* **Exercise objective**: Leave out any picture and return the remaining listing below exactly as given.

* **Dataset records**:
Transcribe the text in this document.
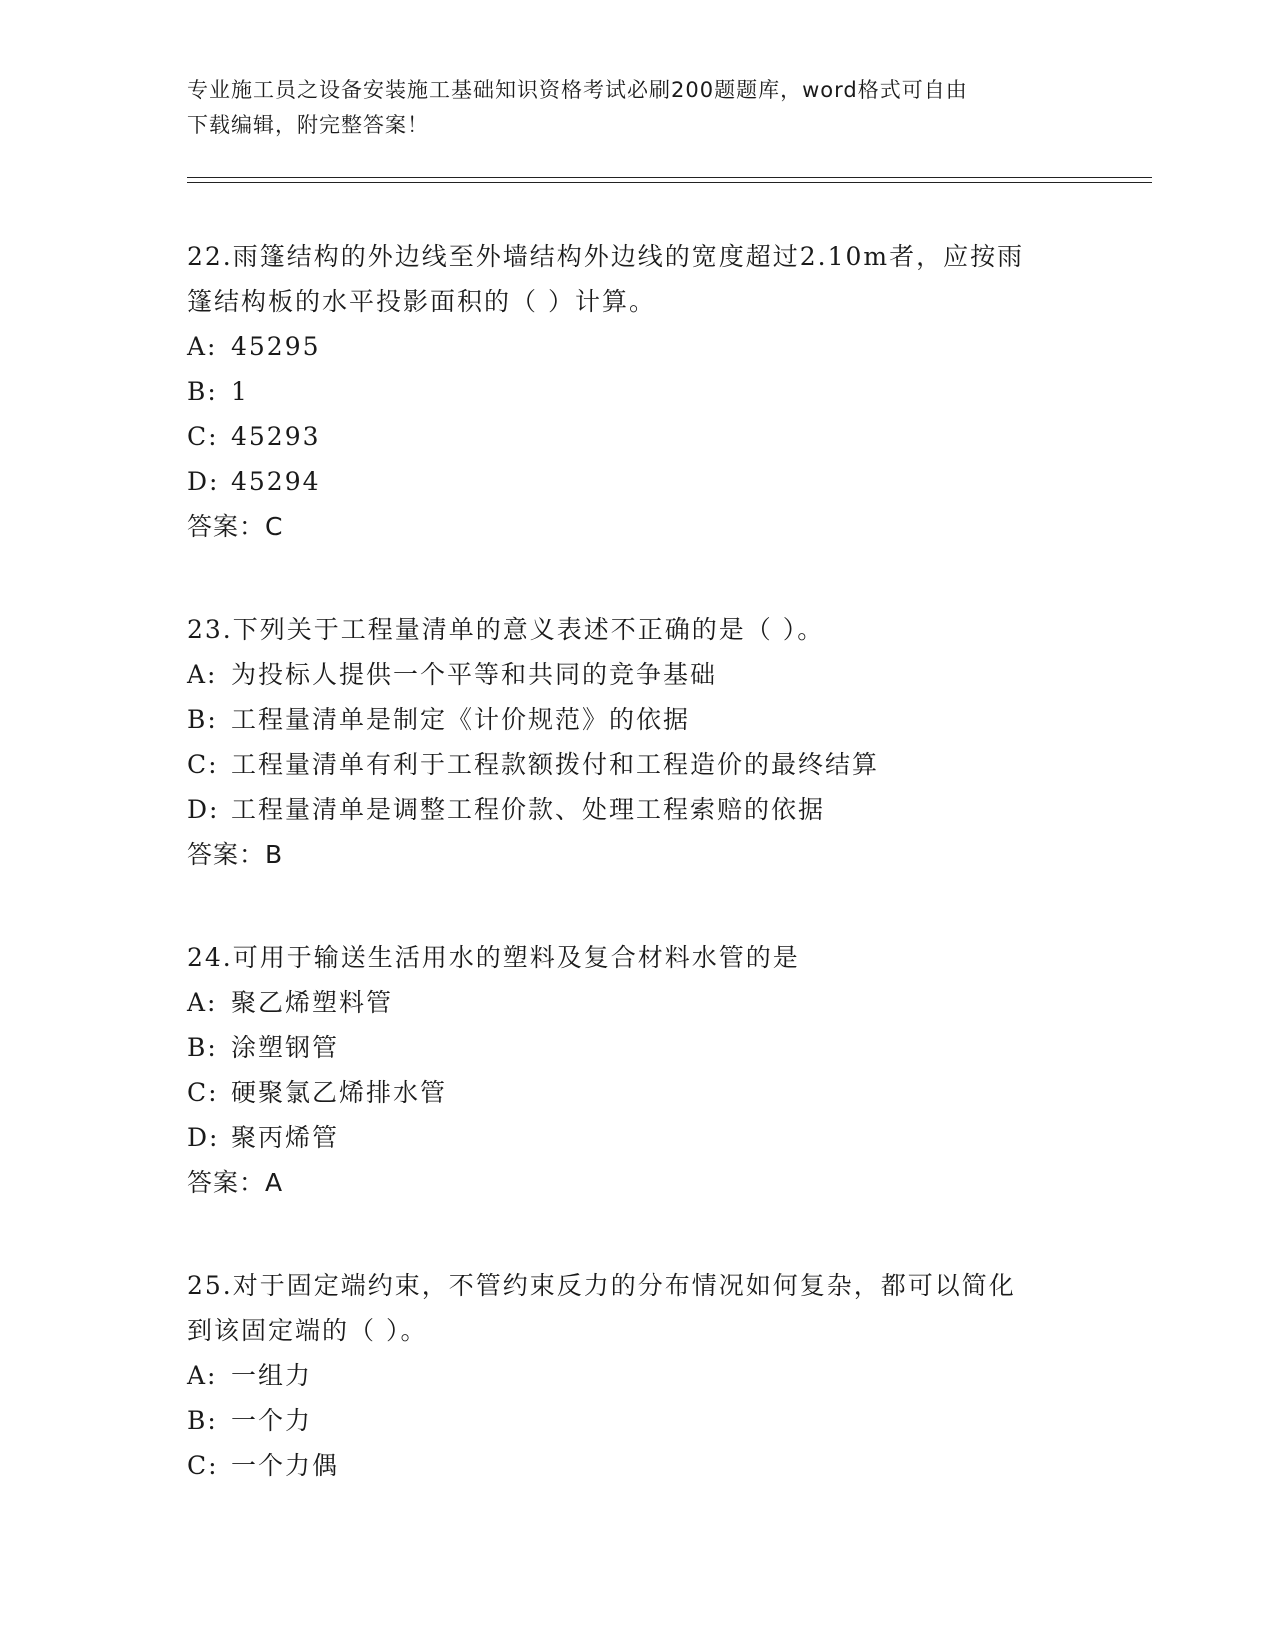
专业施工员之设备安装施工基础知识资格考试必刷200题题库，word格式可自由
下载编辑，附完整答案！

22.雨篷结构的外边线至外墙结构外边线的宽度超过2.10m者，应按雨

篷结构板的水平投影面积的（ ）计算。

A: 45295
B: 1
C: 45293
D: 45294

答案：C

23.下列关于工程量清单的意义表述不正确的是（ ）。

A: 为投标人提供一个平等和共同的竞争基础
B: 工程量清单是制定《计价规范》的依据
C: 工程量清单有利于工程款额拨付和工程造价的最终结算
D: 工程量清单是调整工程价款、处理工程索赔的依据

答案：B

24.可用于输送生活用水的塑料及复合材料水管的是

A: 聚乙烯塑料管
B: 涂塑钢管
C: 硬聚氯乙烯排水管
D: 聚丙烯管

答案：A

25.对于固定端约束，不管约束反力的分布情况如何复杂，都可以简化

到该固定端的（ ）。

A: 一组力
B: 一个力
C: 一个力偶
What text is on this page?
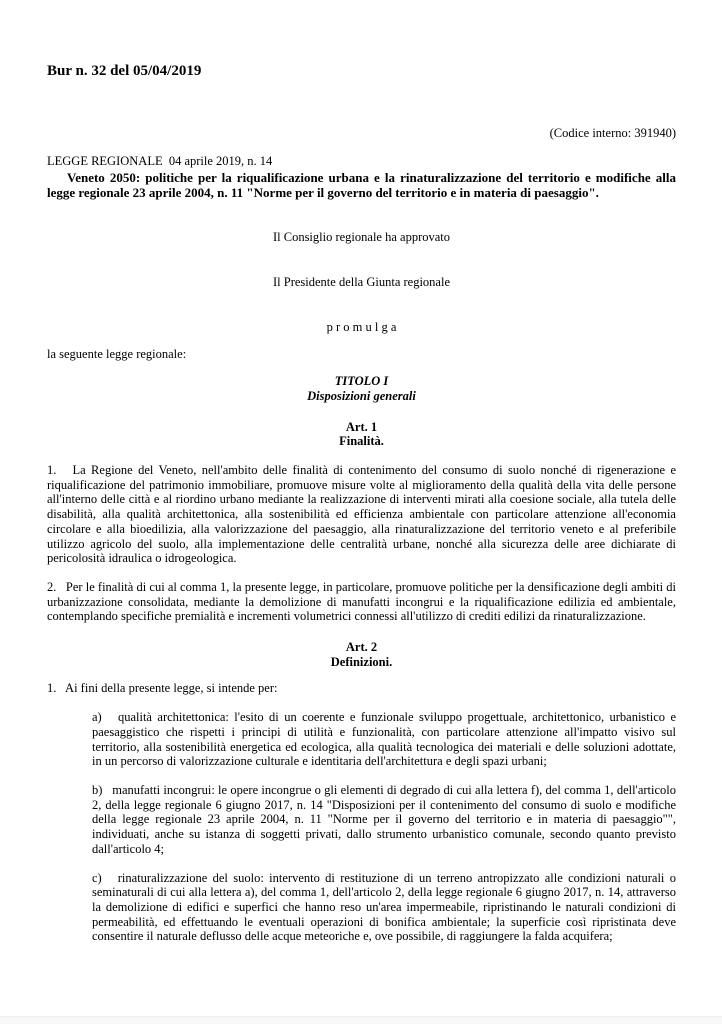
Bur n. 32 del 05/04/2019
(Codice interno: 391940)
LEGGE REGIONALE  04 aprile 2019, n. 14
Veneto 2050: politiche per la riqualificazione urbana e la rinaturalizzazione del territorio e modifiche alla legge regionale 23 aprile 2004, n. 11 "Norme per il governo del territorio e in materia di paesaggio".
Il Consiglio regionale ha approvato
Il Presidente della Giunta regionale
p r o m u l g a
la seguente legge regionale:
TITOLO I
Disposizioni generali
Art. 1
Finalità.
1.   La Regione del Veneto, nell'ambito delle finalità di contenimento del consumo di suolo nonché di rigenerazione e riqualificazione del patrimonio immobiliare, promuove misure volte al miglioramento della qualità della vita delle persone all'interno delle città e al riordino urbano mediante la realizzazione di interventi mirati alla coesione sociale, alla tutela delle disabilità, alla qualità architettonica, alla sostenibilità ed efficienza ambientale con particolare attenzione all'economia circolare e alla bioedilizia, alla valorizzazione del paesaggio, alla rinaturalizzazione del territorio veneto e al preferibile utilizzo agricolo del suolo, alla implementazione delle centralità urbane, nonché alla sicurezza delle aree dichiarate di pericolosità idraulica o idrogeologica.
2.   Per le finalità di cui al comma 1, la presente legge, in particolare, promuove politiche per la densificazione degli ambiti di urbanizzazione consolidata, mediante la demolizione di manufatti incongrui e la riqualificazione edilizia ed ambientale, contemplando specifiche premialità e incrementi volumetrici connessi all'utilizzo di crediti edilizi da rinaturalizzazione.
Art. 2
Definizioni.
1.   Ai fini della presente legge, si intende per:
a)   qualità architettonica: l'esito di un coerente e funzionale sviluppo progettuale, architettonico, urbanistico e paesaggistico che rispetti i principi di utilità e funzionalità, con particolare attenzione all'impatto visivo sul territorio, alla sostenibilità energetica ed ecologica, alla qualità tecnologica dei materiali e delle soluzioni adottate, in un percorso di valorizzazione culturale e identitaria dell'architettura e degli spazi urbani;
b)   manufatti incongrui: le opere incongrue o gli elementi di degrado di cui alla lettera f), del comma 1, dell'articolo 2, della legge regionale 6 giugno 2017, n. 14 "Disposizioni per il contenimento del consumo di suolo e modifiche della legge regionale 23 aprile 2004, n. 11 "Norme per il governo del territorio e in materia di paesaggio"", individuati, anche su istanza di soggetti privati, dallo strumento urbanistico comunale, secondo quanto previsto dall'articolo 4;
c)   rinaturalizzazione del suolo: intervento di restituzione di un terreno antropizzato alle condizioni naturali o seminaturali di cui alla lettera a), del comma 1, dell'articolo 2, della legge regionale 6 giugno 2017, n. 14, attraverso la demolizione di edifici e superfici che hanno reso un'area impermeabile, ripristinando le naturali condizioni di permeabilità, ed effettuando le eventuali operazioni di bonifica ambientale; la superficie così ripristinata deve consentire il naturale deflusso delle acque meteoriche e, ove possibile, di raggiungere la falda acquifera;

* **Exercise output**:
Transcribe the text in this document.
专业施工员之设备安装施工基础知识资格考试必刷200题题库，word格式可自由
下载编辑，附完整答案！

22.雨篷结构的外边线至外墙结构外边线的宽度超过2.10m者，应按雨

篷结构板的水平投影面积的（ ）计算。

A: 45295
B: 1
C: 45293
D: 45294

答案：C

23.下列关于工程量清单的意义表述不正确的是（ ）。

A: 为投标人提供一个平等和共同的竞争基础
B: 工程量清单是制定《计价规范》的依据
C: 工程量清单有利于工程款额拨付和工程造价的最终结算
D: 工程量清单是调整工程价款、处理工程索赔的依据

答案：B

24.可用于输送生活用水的塑料及复合材料水管的是

A: 聚乙烯塑料管
B: 涂塑钢管
C: 硬聚氯乙烯排水管
D: 聚丙烯管

答案：A

25.对于固定端约束，不管约束反力的分布情况如何复杂，都可以简化

到该固定端的（ ）。

A: 一组力
B: 一个力
C: 一个力偶
What text is on this page?
Bur n. 32 del 05/04/2019
(Codice interno: 391940)
LEGGE REGIONALE  04 aprile 2019, n. 14
Veneto 2050: politiche per la riqualificazione urbana e la rinaturalizzazione del territorio e modifiche alla legge regionale 23 aprile 2004, n. 11 "Norme per il governo del territorio e in materia di paesaggio".
Il Consiglio regionale ha approvato
Il Presidente della Giunta regionale
p r o m u l g a
la seguente legge regionale:
TITOLO I
Disposizioni generali
Art. 1
Finalità.
1.   La Regione del Veneto, nell'ambito delle finalità di contenimento del consumo di suolo nonché di rigenerazione e riqualificazione del patrimonio immobiliare, promuove misure volte al miglioramento della qualità della vita delle persone all'interno delle città e al riordino urbano mediante la realizzazione di interventi mirati alla coesione sociale, alla tutela delle disabilità, alla qualità architettonica, alla sostenibilità ed efficienza ambientale con particolare attenzione all'economia circolare e alla bioedilizia, alla valorizzazione del paesaggio, alla rinaturalizzazione del territorio veneto e al preferibile utilizzo agricolo del suolo, alla implementazione delle centralità urbane, nonché alla sicurezza delle aree dichiarate di pericolosità idraulica o idrogeologica.
2.   Per le finalità di cui al comma 1, la presente legge, in particolare, promuove politiche per la densificazione degli ambiti di urbanizzazione consolidata, mediante la demolizione di manufatti incongrui e la riqualificazione edilizia ed ambientale, contemplando specifiche premialità e incrementi volumetrici connessi all'utilizzo di crediti edilizi da rinaturalizzazione.
Art. 2
Definizioni.
1.   Ai fini della presente legge, si intende per:
a)   qualità architettonica: l'esito di un coerente e funzionale sviluppo progettuale, architettonico, urbanistico e paesaggistico che rispetti i principi di utilità e funzionalità, con particolare attenzione all'impatto visivo sul territorio, alla sostenibilità energetica ed ecologica, alla qualità tecnologica dei materiali e delle soluzioni adottate, in un percorso di valorizzazione culturale e identitaria dell'architettura e degli spazi urbani;
b)   manufatti incongrui: le opere incongrue o gli elementi di degrado di cui alla lettera f), del comma 1, dell'articolo 2, della legge regionale 6 giugno 2017, n. 14 "Disposizioni per il contenimento del consumo di suolo e modifiche della legge regionale 23 aprile 2004, n. 11 "Norme per il governo del territorio e in materia di paesaggio"", individuati, anche su istanza di soggetti privati, dallo strumento urbanistico comunale, secondo quanto previsto dall'articolo 4;
c)   rinaturalizzazione del suolo: intervento di restituzione di un terreno antropizzato alle condizioni naturali o seminaturali di cui alla lettera a), del comma 1, dell'articolo 2, della legge regionale 6 giugno 2017, n. 14, attraverso la demolizione di edifici e superfici che hanno reso un'area impermeabile, ripristinando le naturali condizioni di permeabilità, ed effettuando le eventuali operazioni di bonifica ambientale; la superficie così ripristinata deve consentire il naturale deflusso delle acque meteoriche e, ove possibile, di raggiungere la falda acquifera;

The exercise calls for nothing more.